Sobre a tarefa ▸
Altere o trecho do dicionário de expressões de Belém que vai de "Belém, como toda" até "salsicha é vina...", trocando "Curitiba" por "São Paulo", e reproduza-o com essa mudança.

═════ Trecho do texto ═════

Pequeno dicionário das expressões paraoras

Belém, como toda a Amazônia, é rica em tudo. Em bio-diversidade, em minérios, e até em expressões e lendas. O caso das expressões é particular porque eu acabei participando, direta ou indiretamente, da criação de algumas que se tornaram célebres. O que apresento a seguir é uma amostra de palavras e expressões relacionadas por mim e por Alan Noronha (algumas definições são dele). Tal dicionário pode ser útil, caso você tenha a temerária idéia de visitar Belém. Saber que égua não é xingamento pode ser tão útil quanto saber que, em Curitiba, salsicha é vina...
Égua - essa é, depois de deveras, a única palavra brasileira que pode ser usada em qualquer situação. Você pode usar égua para expressar dor, tristeza, alegria, admiração, espanto e até mesmo enfado. Se, por exemplo, passar pela sua frente uma morena jeitosa, você pode exclamar deliciado: “Égua!”. E não se preocupe que ela não vai achar que você está chamando-a de eqüina. Se, por outro lado, descer um disco voador no seu quintal, não pense duas vezes. Grite: “Égua!”.
Pai d´égua - é uma derivação do égua. Significa legal, bacana. Se um paraense gostar de você, vai dizer que é um cara pai d´égua. Sinta-se orgulhoso, pois você acaba de receber um grande elogio
 - é o primo pobre do égua. Também pode ser usado em qualquer situação, mas não tem autonomia para constituir uma frase. Geralmente é usado para dar ênfase à frase: “Mas quando, já?”; “Mas maninho, tu já bebe...”.

═════ Registros ═════

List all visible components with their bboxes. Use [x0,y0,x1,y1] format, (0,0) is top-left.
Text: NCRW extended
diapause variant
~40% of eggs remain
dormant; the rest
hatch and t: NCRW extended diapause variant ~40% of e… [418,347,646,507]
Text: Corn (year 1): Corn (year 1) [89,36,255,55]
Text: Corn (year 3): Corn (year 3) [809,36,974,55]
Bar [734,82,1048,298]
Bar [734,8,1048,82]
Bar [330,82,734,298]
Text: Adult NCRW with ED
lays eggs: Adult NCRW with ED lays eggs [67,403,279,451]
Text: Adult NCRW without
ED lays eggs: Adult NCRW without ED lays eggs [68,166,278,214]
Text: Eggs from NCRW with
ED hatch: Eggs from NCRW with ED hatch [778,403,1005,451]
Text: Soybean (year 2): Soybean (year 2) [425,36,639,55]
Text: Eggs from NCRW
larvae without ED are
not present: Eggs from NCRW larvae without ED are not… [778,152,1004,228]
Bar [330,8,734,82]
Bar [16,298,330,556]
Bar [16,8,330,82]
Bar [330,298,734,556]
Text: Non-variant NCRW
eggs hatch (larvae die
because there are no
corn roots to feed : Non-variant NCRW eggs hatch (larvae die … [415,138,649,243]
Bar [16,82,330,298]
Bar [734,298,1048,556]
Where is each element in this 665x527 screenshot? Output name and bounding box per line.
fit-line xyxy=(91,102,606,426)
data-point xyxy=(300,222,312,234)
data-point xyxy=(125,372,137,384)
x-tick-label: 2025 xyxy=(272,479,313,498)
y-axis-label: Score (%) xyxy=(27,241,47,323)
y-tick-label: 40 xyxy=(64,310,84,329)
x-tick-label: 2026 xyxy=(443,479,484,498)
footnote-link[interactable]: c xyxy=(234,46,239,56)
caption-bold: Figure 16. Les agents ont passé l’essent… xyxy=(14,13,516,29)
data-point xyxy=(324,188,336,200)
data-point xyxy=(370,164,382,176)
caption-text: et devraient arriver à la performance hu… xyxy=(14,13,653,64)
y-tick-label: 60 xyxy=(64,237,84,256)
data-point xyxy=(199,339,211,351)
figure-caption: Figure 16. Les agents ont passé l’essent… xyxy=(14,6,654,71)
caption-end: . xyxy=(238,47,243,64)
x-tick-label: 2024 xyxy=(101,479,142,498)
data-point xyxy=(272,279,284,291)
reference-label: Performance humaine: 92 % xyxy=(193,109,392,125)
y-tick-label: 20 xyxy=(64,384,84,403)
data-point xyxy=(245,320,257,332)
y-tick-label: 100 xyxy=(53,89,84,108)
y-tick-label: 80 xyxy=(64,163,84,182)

═════

Resposta ▸
Belém, como toda a Amazônia, é rica em tudo. Em bio-diversidade, em minérios, e até em expressões e lendas. O caso das expressões é particular porque eu acabei participando, direta ou indiretamente, da criação de algumas que se tornaram célebres. O que apresento a seguir é uma amostra de palavras e expressões relacionadas por mim e por Alan Noronha (algumas definições são dele). Tal dicionário pode ser útil, caso você tenha a temerária idéia de visitar Belém. Saber que égua não é xingamento pode ser tão útil quanto saber que, em São Paulo, salsicha é vina...